Write the data out again, character for character, with no images.

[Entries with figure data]
— begin —
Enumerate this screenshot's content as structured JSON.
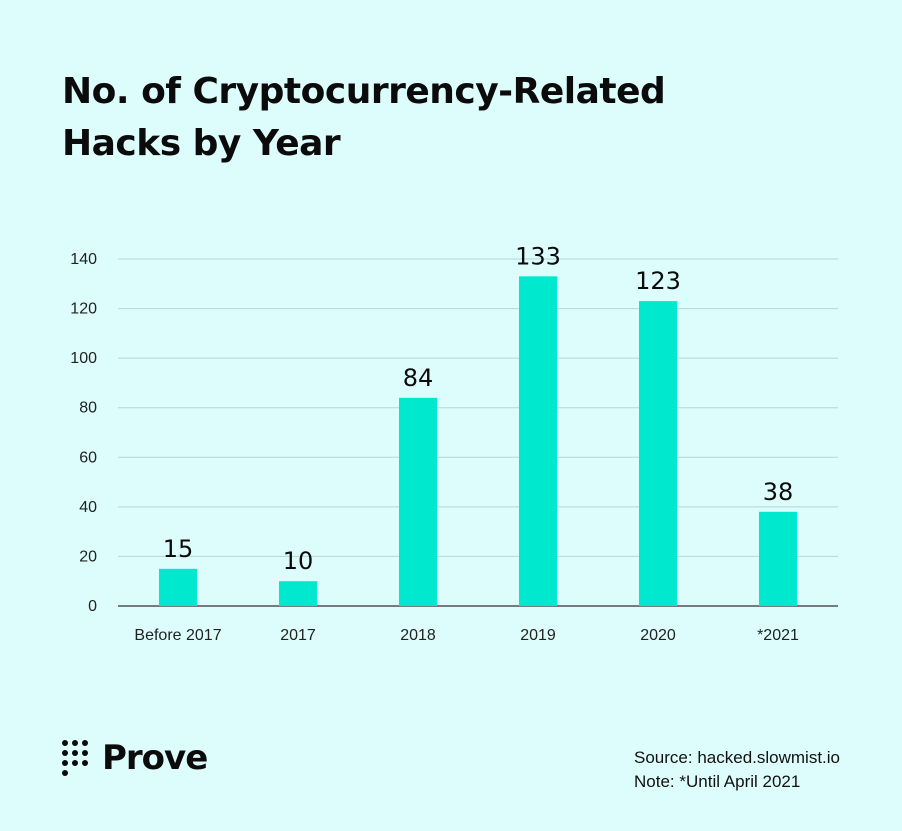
{
  "title_line1": "No. of Cryptocurrency-Related",
  "title_line2": "Hacks by Year",
  "brand": {
    "name": "Prove"
  },
  "footer": {
    "source": "Source: hacked.slowmist.io",
    "note": "Note: *Until April 2021"
  },
  "colors": {
    "bar": "#00e9cf",
    "background": "#dcfdfc",
    "grid": "#b8d4d6",
    "axis": "#333333"
  },
  "chart_data": {
    "type": "bar",
    "categories": [
      "Before 2017",
      "2017",
      "2018",
      "2019",
      "2020",
      "*2021"
    ],
    "values": [
      15,
      10,
      84,
      133,
      123,
      38
    ],
    "data_labels": [
      "15",
      "10",
      "84",
      "133",
      "123",
      "38"
    ],
    "ylim": [
      0,
      140
    ],
    "yticks": [
      0,
      20,
      40,
      60,
      80,
      100,
      120,
      140
    ],
    "grid": true
  }
}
— end —
Worked solution:
Enumerate this screenshot's content as structured JSON.
{
  "title_line1": "No. of Cryptocurrency-Related",
  "title_line2": "Hacks by Year",
  "brand": {
    "name": "Prove"
  },
  "footer": {
    "source": "Source: hacked.slowmist.io",
    "note": "Note: *Until April 2021"
  },
  "colors": {
    "bar": "#00e9cf",
    "background": "#dcfdfc",
    "grid": "#b8d4d6",
    "axis": "#333333"
  },
  "chart_data": {
    "type": "bar",
    "categories": [
      "Before 2017",
      "2017",
      "2018",
      "2019",
      "2020",
      "*2021"
    ],
    "values": [
      15,
      10,
      84,
      133,
      123,
      38
    ],
    "data_labels": [
      "15",
      "10",
      "84",
      "133",
      "123",
      "38"
    ],
    "ylim": [
      0,
      140
    ],
    "yticks": [
      0,
      20,
      40,
      60,
      80,
      100,
      120,
      140
    ],
    "grid": true
  }
}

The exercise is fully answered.